──────── ENTRIES

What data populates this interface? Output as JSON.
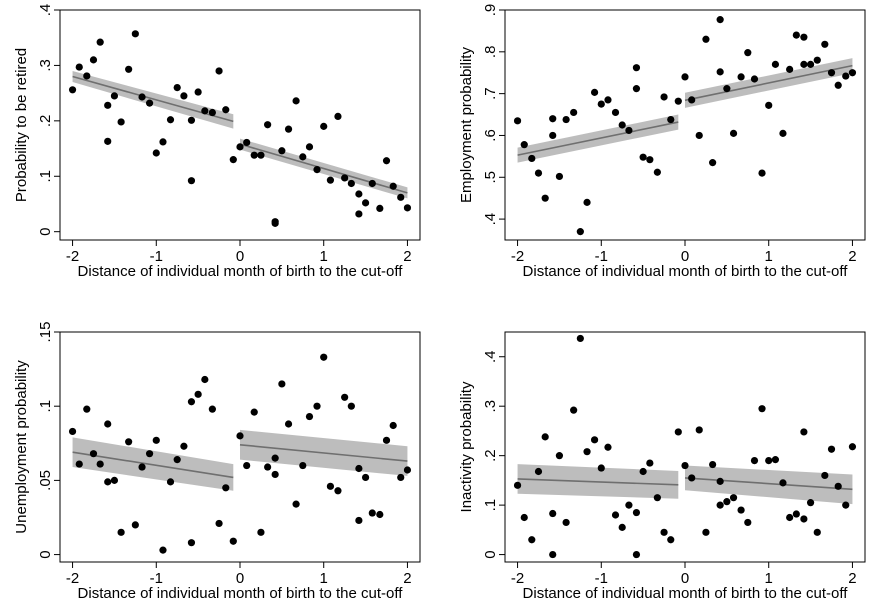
{
  "chart_data": [
    {
      "type": "scatter",
      "title": "",
      "xlabel": "Distance of individual month of birth to the cut-off",
      "ylabel": "Probability to be retired",
      "xlim": [
        -2.15,
        2.15
      ],
      "ylim": [
        -0.015,
        0.4
      ],
      "x_ticks": [
        -2,
        -1,
        0,
        1,
        2
      ],
      "y_ticks": [
        0,
        0.1,
        0.2,
        0.3,
        0.4
      ],
      "y_tick_labels": [
        "0",
        ".1",
        ".2",
        ".3",
        ".4"
      ],
      "grid": false,
      "points": [
        [
          -2.0,
          0.256
        ],
        [
          -1.92,
          0.297
        ],
        [
          -1.83,
          0.281
        ],
        [
          -1.75,
          0.31
        ],
        [
          -1.67,
          0.342
        ],
        [
          -1.58,
          0.228
        ],
        [
          -1.58,
          0.163
        ],
        [
          -1.5,
          0.245
        ],
        [
          -1.42,
          0.198
        ],
        [
          -1.33,
          0.293
        ],
        [
          -1.25,
          0.357
        ],
        [
          -1.17,
          0.243
        ],
        [
          -1.08,
          0.232
        ],
        [
          -1.0,
          0.142
        ],
        [
          -0.92,
          0.162
        ],
        [
          -0.83,
          0.202
        ],
        [
          -0.75,
          0.26
        ],
        [
          -0.67,
          0.245
        ],
        [
          -0.58,
          0.092
        ],
        [
          -0.58,
          0.201
        ],
        [
          -0.5,
          0.252
        ],
        [
          -0.42,
          0.218
        ],
        [
          -0.33,
          0.215
        ],
        [
          -0.25,
          0.29
        ],
        [
          -0.17,
          0.22
        ],
        [
          -0.08,
          0.13
        ],
        [
          0.0,
          0.153
        ],
        [
          0.08,
          0.161
        ],
        [
          0.17,
          0.138
        ],
        [
          0.25,
          0.138
        ],
        [
          0.33,
          0.193
        ],
        [
          0.42,
          0.015
        ],
        [
          0.42,
          0.018
        ],
        [
          0.5,
          0.146
        ],
        [
          0.58,
          0.185
        ],
        [
          0.67,
          0.236
        ],
        [
          0.75,
          0.135
        ],
        [
          0.83,
          0.153
        ],
        [
          0.92,
          0.112
        ],
        [
          1.0,
          0.19
        ],
        [
          1.08,
          0.093
        ],
        [
          1.17,
          0.208
        ],
        [
          1.25,
          0.097
        ],
        [
          1.33,
          0.087
        ],
        [
          1.42,
          0.068
        ],
        [
          1.42,
          0.032
        ],
        [
          1.5,
          0.052
        ],
        [
          1.58,
          0.087
        ],
        [
          1.67,
          0.042
        ],
        [
          1.75,
          0.128
        ],
        [
          1.83,
          0.082
        ],
        [
          1.92,
          0.062
        ],
        [
          2.0,
          0.043
        ]
      ],
      "fit_left": {
        "x": [
          -2.0,
          -0.08
        ],
        "y": [
          0.28,
          0.199
        ],
        "ci_half": [
          0.01,
          0.013
        ]
      },
      "fit_right": {
        "x": [
          0.0,
          2.0
        ],
        "y": [
          0.158,
          0.07
        ],
        "ci_half": [
          0.01,
          0.01
        ]
      }
    },
    {
      "type": "scatter",
      "title": "",
      "xlabel": "Distance of individual month of birth to the cut-off",
      "ylabel": "Employment probability",
      "xlim": [
        -2.15,
        2.15
      ],
      "ylim": [
        0.35,
        0.9
      ],
      "x_ticks": [
        -2,
        -1,
        0,
        1,
        2
      ],
      "y_ticks": [
        0.4,
        0.5,
        0.6,
        0.7,
        0.8,
        0.9
      ],
      "y_tick_labels": [
        ".4",
        ".5",
        ".6",
        ".7",
        ".8",
        ".9"
      ],
      "grid": false,
      "points": [
        [
          -2.0,
          0.635
        ],
        [
          -1.92,
          0.578
        ],
        [
          -1.83,
          0.545
        ],
        [
          -1.75,
          0.51
        ],
        [
          -1.67,
          0.45
        ],
        [
          -1.58,
          0.64
        ],
        [
          -1.58,
          0.6
        ],
        [
          -1.5,
          0.502
        ],
        [
          -1.42,
          0.638
        ],
        [
          -1.33,
          0.655
        ],
        [
          -1.25,
          0.37
        ],
        [
          -1.17,
          0.44
        ],
        [
          -1.08,
          0.703
        ],
        [
          -1.0,
          0.675
        ],
        [
          -0.92,
          0.685
        ],
        [
          -0.83,
          0.655
        ],
        [
          -0.75,
          0.625
        ],
        [
          -0.67,
          0.612
        ],
        [
          -0.58,
          0.762
        ],
        [
          -0.58,
          0.712
        ],
        [
          -0.5,
          0.548
        ],
        [
          -0.42,
          0.542
        ],
        [
          -0.33,
          0.512
        ],
        [
          -0.25,
          0.692
        ],
        [
          -0.17,
          0.638
        ],
        [
          -0.08,
          0.682
        ],
        [
          0.0,
          0.74
        ],
        [
          0.08,
          0.685
        ],
        [
          0.17,
          0.6
        ],
        [
          0.25,
          0.83
        ],
        [
          0.33,
          0.535
        ],
        [
          0.42,
          0.877
        ],
        [
          0.42,
          0.752
        ],
        [
          0.5,
          0.712
        ],
        [
          0.58,
          0.605
        ],
        [
          0.67,
          0.74
        ],
        [
          0.75,
          0.798
        ],
        [
          0.83,
          0.735
        ],
        [
          0.92,
          0.51
        ],
        [
          1.0,
          0.672
        ],
        [
          1.08,
          0.77
        ],
        [
          1.17,
          0.605
        ],
        [
          1.25,
          0.758
        ],
        [
          1.33,
          0.84
        ],
        [
          1.42,
          0.835
        ],
        [
          1.42,
          0.77
        ],
        [
          1.5,
          0.77
        ],
        [
          1.58,
          0.78
        ],
        [
          1.67,
          0.818
        ],
        [
          1.75,
          0.75
        ],
        [
          1.83,
          0.72
        ],
        [
          1.92,
          0.742
        ],
        [
          2.0,
          0.75
        ]
      ],
      "fit_left": {
        "x": [
          -2.0,
          -0.08
        ],
        "y": [
          0.553,
          0.632
        ],
        "ci_half": [
          0.018,
          0.018
        ]
      },
      "fit_right": {
        "x": [
          0.0,
          2.0
        ],
        "y": [
          0.684,
          0.767
        ],
        "ci_half": [
          0.018,
          0.018
        ]
      }
    },
    {
      "type": "scatter",
      "title": "",
      "xlabel": "Distance of individual month of birth to the cut-off",
      "ylabel": "Unemployment probability",
      "xlim": [
        -2.15,
        2.15
      ],
      "ylim": [
        -0.005,
        0.15
      ],
      "x_ticks": [
        -2,
        -1,
        0,
        1,
        2
      ],
      "y_ticks": [
        0,
        0.05,
        0.1,
        0.15
      ],
      "y_tick_labels": [
        "0",
        ".05",
        ".1",
        ".15"
      ],
      "grid": false,
      "points": [
        [
          -2.0,
          0.083
        ],
        [
          -1.92,
          0.061
        ],
        [
          -1.83,
          0.098
        ],
        [
          -1.75,
          0.068
        ],
        [
          -1.67,
          0.061
        ],
        [
          -1.58,
          0.088
        ],
        [
          -1.58,
          0.049
        ],
        [
          -1.5,
          0.05
        ],
        [
          -1.42,
          0.015
        ],
        [
          -1.33,
          0.076
        ],
        [
          -1.25,
          0.02
        ],
        [
          -1.17,
          0.059
        ],
        [
          -1.08,
          0.068
        ],
        [
          -1.0,
          0.077
        ],
        [
          -0.92,
          0.003
        ],
        [
          -0.83,
          0.049
        ],
        [
          -0.75,
          0.064
        ],
        [
          -0.67,
          0.073
        ],
        [
          -0.58,
          0.008
        ],
        [
          -0.58,
          0.103
        ],
        [
          -0.5,
          0.108
        ],
        [
          -0.42,
          0.118
        ],
        [
          -0.33,
          0.098
        ],
        [
          -0.25,
          0.021
        ],
        [
          -0.17,
          0.045
        ],
        [
          -0.08,
          0.009
        ],
        [
          0.0,
          0.08
        ],
        [
          0.08,
          0.06
        ],
        [
          0.17,
          0.096
        ],
        [
          0.25,
          0.015
        ],
        [
          0.33,
          0.059
        ],
        [
          0.42,
          0.054
        ],
        [
          0.42,
          0.065
        ],
        [
          0.5,
          0.115
        ],
        [
          0.58,
          0.088
        ],
        [
          0.67,
          0.034
        ],
        [
          0.75,
          0.06
        ],
        [
          0.83,
          0.093
        ],
        [
          0.92,
          0.1
        ],
        [
          1.0,
          0.133
        ],
        [
          1.08,
          0.046
        ],
        [
          1.17,
          0.043
        ],
        [
          1.25,
          0.106
        ],
        [
          1.33,
          0.1
        ],
        [
          1.42,
          0.023
        ],
        [
          1.42,
          0.058
        ],
        [
          1.5,
          0.052
        ],
        [
          1.58,
          0.028
        ],
        [
          1.67,
          0.027
        ],
        [
          1.75,
          0.077
        ],
        [
          1.83,
          0.087
        ],
        [
          1.92,
          0.052
        ],
        [
          2.0,
          0.057
        ]
      ],
      "fit_left": {
        "x": [
          -2.0,
          -0.08
        ],
        "y": [
          0.069,
          0.052
        ],
        "ci_half": [
          0.01,
          0.009
        ]
      },
      "fit_right": {
        "x": [
          0.0,
          2.0
        ],
        "y": [
          0.074,
          0.063
        ],
        "ci_half": [
          0.01,
          0.01
        ]
      }
    },
    {
      "type": "scatter",
      "title": "",
      "xlabel": "Distance of individual month of birth to the cut-off",
      "ylabel": "Inactivity probability",
      "xlim": [
        -2.15,
        2.15
      ],
      "ylim": [
        -0.015,
        0.45
      ],
      "x_ticks": [
        -2,
        -1,
        0,
        1,
        2
      ],
      "y_ticks": [
        0,
        0.1,
        0.2,
        0.3,
        0.4
      ],
      "y_tick_labels": [
        "0",
        ".1",
        ".2",
        ".3",
        ".4"
      ],
      "grid": false,
      "points": [
        [
          -2.0,
          0.14
        ],
        [
          -1.92,
          0.075
        ],
        [
          -1.83,
          0.03
        ],
        [
          -1.75,
          0.168
        ],
        [
          -1.67,
          0.238
        ],
        [
          -1.58,
          0.083
        ],
        [
          -1.58,
          0.0
        ],
        [
          -1.5,
          0.2
        ],
        [
          -1.42,
          0.065
        ],
        [
          -1.33,
          0.292
        ],
        [
          -1.25,
          0.437
        ],
        [
          -1.17,
          0.208
        ],
        [
          -1.08,
          0.232
        ],
        [
          -1.0,
          0.175
        ],
        [
          -0.92,
          0.217
        ],
        [
          -0.83,
          0.08
        ],
        [
          -0.75,
          0.055
        ],
        [
          -0.67,
          0.1
        ],
        [
          -0.58,
          0.0
        ],
        [
          -0.58,
          0.085
        ],
        [
          -0.5,
          0.168
        ],
        [
          -0.42,
          0.185
        ],
        [
          -0.33,
          0.115
        ],
        [
          -0.25,
          0.045
        ],
        [
          -0.17,
          0.03
        ],
        [
          -0.08,
          0.248
        ],
        [
          0.0,
          0.18
        ],
        [
          0.08,
          0.155
        ],
        [
          0.17,
          0.252
        ],
        [
          0.25,
          0.045
        ],
        [
          0.33,
          0.182
        ],
        [
          0.42,
          0.148
        ],
        [
          0.42,
          0.1
        ],
        [
          0.5,
          0.107
        ],
        [
          0.58,
          0.115
        ],
        [
          0.67,
          0.09
        ],
        [
          0.75,
          0.065
        ],
        [
          0.83,
          0.19
        ],
        [
          0.92,
          0.295
        ],
        [
          1.0,
          0.19
        ],
        [
          1.08,
          0.192
        ],
        [
          1.17,
          0.145
        ],
        [
          1.25,
          0.075
        ],
        [
          1.33,
          0.082
        ],
        [
          1.42,
          0.248
        ],
        [
          1.42,
          0.072
        ],
        [
          1.5,
          0.105
        ],
        [
          1.58,
          0.045
        ],
        [
          1.67,
          0.16
        ],
        [
          1.75,
          0.213
        ],
        [
          1.83,
          0.138
        ],
        [
          1.92,
          0.1
        ],
        [
          2.0,
          0.218
        ]
      ],
      "fit_left": {
        "x": [
          -2.0,
          -0.08
        ],
        "y": [
          0.153,
          0.141
        ],
        "ci_half": [
          0.03,
          0.028
        ]
      },
      "fit_right": {
        "x": [
          0.0,
          2.0
        ],
        "y": [
          0.155,
          0.132
        ],
        "ci_half": [
          0.025,
          0.03
        ]
      }
    }
  ]
}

────────────────

** YOUR INSTRUCTIONS **
List all lines from the entries that include the word "ylabel".

** TASK RESULT **
      "ylabel": "Probability to be retired",
      "ylabel": "Employment probability",
      "ylabel": "Unemployment probability",
      "ylabel": "Inactivity probability",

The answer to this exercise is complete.